— START —

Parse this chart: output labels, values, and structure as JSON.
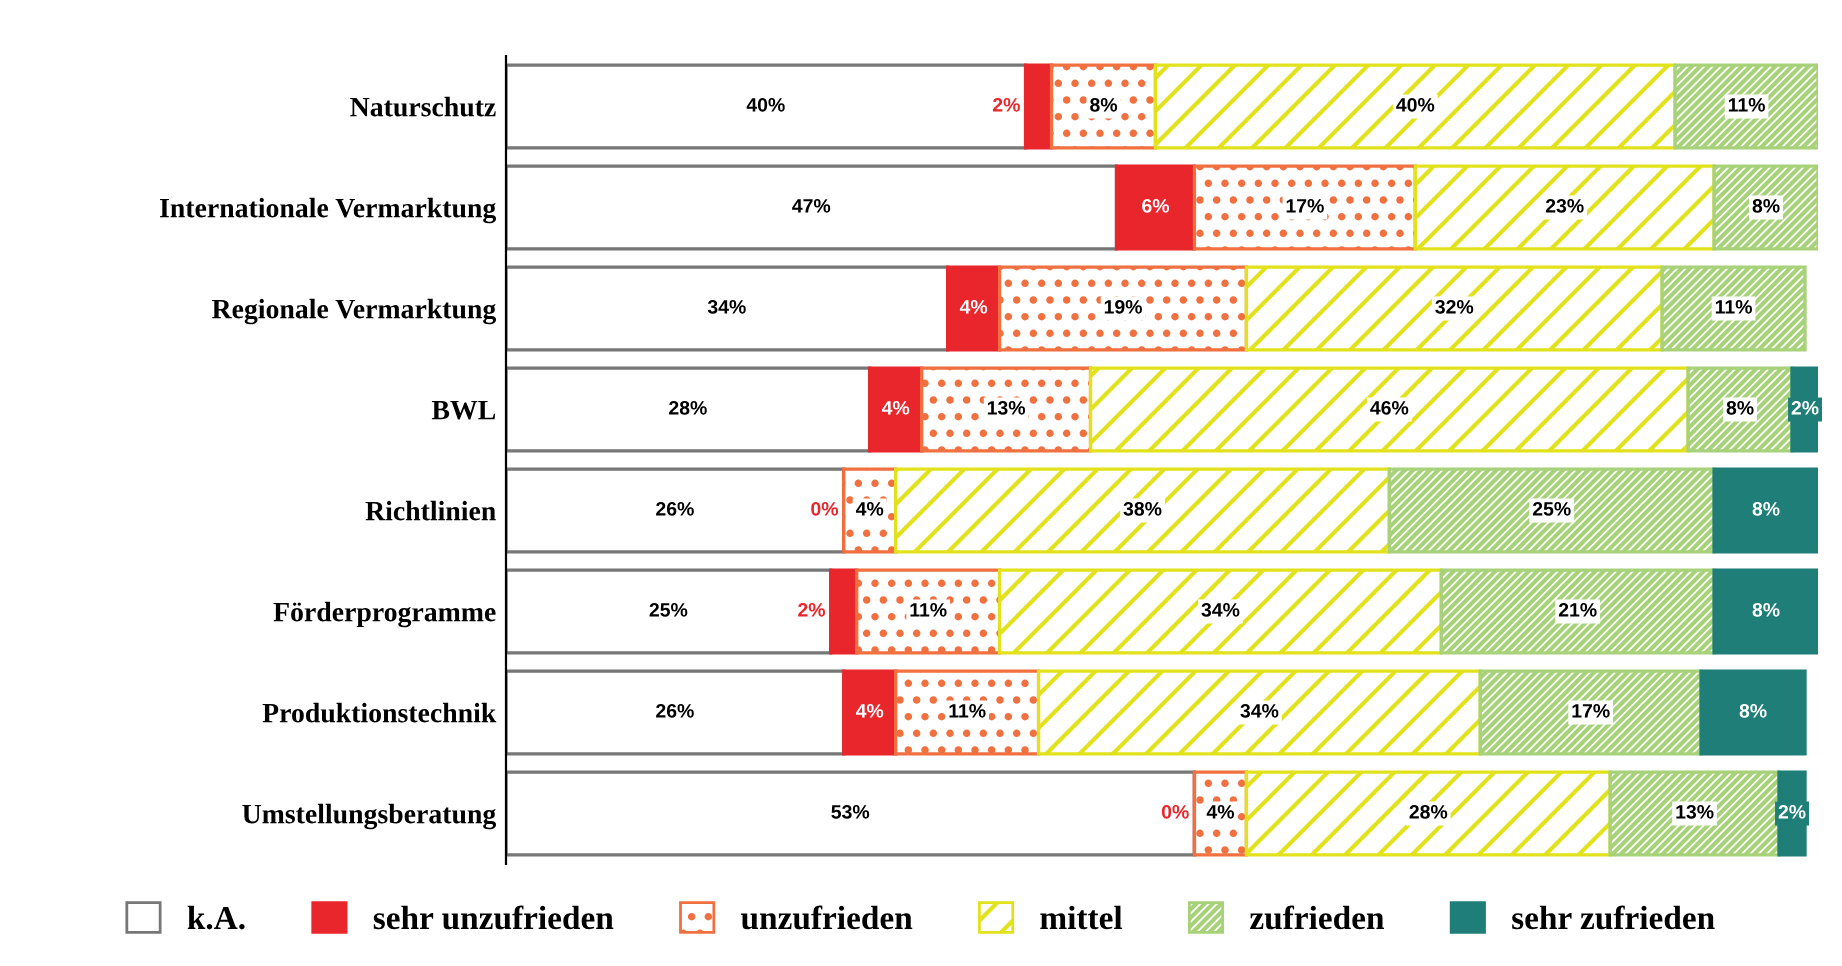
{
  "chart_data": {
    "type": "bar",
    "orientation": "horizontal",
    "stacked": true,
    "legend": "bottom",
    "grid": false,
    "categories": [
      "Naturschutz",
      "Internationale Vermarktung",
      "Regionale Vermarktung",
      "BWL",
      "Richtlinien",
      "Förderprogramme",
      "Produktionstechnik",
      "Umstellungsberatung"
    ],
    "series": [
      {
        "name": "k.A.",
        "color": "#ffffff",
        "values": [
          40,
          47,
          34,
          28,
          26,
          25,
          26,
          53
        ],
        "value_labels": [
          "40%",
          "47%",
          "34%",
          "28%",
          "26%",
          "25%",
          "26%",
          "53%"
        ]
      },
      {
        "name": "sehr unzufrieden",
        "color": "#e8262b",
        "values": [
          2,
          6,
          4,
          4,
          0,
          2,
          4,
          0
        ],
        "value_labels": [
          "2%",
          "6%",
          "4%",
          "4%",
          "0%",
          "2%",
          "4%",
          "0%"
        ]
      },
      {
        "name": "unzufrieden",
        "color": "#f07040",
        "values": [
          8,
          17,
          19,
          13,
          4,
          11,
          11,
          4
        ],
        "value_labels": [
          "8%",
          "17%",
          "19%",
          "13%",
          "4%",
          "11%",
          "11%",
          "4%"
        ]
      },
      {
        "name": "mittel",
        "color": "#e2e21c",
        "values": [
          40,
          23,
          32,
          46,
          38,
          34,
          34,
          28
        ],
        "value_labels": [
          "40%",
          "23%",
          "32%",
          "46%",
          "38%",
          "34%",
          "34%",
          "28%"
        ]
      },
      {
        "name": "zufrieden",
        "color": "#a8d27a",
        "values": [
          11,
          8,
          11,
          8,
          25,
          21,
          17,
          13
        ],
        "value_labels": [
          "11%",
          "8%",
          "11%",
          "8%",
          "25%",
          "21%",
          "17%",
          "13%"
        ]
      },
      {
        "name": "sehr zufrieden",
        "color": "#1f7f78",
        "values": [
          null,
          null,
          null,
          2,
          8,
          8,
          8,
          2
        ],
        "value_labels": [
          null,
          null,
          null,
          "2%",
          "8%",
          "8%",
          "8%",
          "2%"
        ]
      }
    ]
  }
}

— END —
— START —

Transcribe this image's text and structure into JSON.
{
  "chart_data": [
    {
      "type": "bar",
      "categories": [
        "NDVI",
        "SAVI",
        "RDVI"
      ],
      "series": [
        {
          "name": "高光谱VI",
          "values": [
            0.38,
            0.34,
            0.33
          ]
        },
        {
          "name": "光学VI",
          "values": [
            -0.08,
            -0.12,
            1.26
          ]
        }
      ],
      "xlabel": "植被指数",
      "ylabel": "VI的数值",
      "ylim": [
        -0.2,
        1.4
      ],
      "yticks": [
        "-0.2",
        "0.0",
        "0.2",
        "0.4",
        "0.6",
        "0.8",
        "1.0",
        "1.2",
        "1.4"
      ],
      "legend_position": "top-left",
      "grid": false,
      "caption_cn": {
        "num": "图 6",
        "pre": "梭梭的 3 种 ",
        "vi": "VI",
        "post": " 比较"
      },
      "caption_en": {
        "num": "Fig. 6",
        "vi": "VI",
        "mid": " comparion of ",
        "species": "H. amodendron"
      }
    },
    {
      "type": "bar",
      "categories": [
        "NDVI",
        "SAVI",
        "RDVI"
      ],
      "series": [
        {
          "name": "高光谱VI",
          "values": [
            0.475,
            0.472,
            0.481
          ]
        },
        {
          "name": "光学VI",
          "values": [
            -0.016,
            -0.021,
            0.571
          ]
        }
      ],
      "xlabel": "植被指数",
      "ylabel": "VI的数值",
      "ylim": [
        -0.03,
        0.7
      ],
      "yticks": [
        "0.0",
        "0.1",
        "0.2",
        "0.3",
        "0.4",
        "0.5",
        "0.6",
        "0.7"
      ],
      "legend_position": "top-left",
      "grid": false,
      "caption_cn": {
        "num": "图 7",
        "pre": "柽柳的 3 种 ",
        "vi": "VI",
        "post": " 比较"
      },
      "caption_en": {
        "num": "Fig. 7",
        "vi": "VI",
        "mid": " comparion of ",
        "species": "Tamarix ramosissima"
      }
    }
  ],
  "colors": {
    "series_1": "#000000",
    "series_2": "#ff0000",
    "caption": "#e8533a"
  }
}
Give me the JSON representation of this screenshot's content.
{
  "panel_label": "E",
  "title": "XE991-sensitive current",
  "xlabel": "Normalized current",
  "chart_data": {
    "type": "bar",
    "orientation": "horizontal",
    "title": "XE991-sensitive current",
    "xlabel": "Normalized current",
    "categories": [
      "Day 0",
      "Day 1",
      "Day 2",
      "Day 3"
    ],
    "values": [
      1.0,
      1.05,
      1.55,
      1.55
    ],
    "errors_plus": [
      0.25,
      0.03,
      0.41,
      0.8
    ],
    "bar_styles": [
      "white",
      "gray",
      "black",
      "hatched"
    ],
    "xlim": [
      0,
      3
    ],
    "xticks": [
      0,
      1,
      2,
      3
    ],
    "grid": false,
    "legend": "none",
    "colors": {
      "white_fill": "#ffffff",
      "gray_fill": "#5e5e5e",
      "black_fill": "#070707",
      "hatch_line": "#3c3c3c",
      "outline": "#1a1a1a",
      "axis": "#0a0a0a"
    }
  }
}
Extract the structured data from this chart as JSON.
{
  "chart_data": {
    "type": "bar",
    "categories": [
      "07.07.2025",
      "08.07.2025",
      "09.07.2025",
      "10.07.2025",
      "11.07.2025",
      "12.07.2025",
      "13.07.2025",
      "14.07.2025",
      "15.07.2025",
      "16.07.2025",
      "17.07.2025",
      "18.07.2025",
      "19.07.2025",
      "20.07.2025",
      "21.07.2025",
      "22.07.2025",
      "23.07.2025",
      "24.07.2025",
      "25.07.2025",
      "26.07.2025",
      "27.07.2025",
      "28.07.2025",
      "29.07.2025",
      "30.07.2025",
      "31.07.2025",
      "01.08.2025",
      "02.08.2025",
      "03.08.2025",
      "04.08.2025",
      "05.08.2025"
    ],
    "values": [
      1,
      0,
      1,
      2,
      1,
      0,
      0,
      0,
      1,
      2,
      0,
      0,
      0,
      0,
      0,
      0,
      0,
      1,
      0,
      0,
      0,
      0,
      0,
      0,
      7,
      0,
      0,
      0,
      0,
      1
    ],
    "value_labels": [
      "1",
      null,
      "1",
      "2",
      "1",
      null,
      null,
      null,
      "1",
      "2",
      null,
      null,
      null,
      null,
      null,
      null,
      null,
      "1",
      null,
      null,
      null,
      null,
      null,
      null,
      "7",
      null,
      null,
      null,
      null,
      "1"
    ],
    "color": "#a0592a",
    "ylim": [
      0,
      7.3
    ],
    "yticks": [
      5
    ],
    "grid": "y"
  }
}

— END —
— START —

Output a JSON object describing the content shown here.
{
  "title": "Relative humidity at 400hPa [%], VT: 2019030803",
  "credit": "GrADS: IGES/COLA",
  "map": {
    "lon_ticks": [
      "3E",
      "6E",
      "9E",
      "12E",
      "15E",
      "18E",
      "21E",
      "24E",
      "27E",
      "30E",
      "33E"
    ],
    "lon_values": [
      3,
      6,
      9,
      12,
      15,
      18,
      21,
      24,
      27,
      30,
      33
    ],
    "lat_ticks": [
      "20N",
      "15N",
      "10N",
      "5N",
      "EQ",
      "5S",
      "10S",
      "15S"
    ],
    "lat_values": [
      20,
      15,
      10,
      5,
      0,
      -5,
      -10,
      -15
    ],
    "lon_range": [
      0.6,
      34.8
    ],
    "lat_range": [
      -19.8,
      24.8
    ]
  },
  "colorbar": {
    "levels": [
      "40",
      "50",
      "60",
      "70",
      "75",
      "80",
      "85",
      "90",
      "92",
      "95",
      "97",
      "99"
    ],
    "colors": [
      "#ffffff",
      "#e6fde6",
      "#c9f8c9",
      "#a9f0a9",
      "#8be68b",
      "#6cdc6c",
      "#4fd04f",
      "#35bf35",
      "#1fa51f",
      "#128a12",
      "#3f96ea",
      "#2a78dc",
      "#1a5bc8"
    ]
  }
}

— END —

--- TASK OBJECTIVE ---
In how many lines of the data does the string "sensitive" appear? Give only the number.

--- RESULT OF THIS TASK ---
2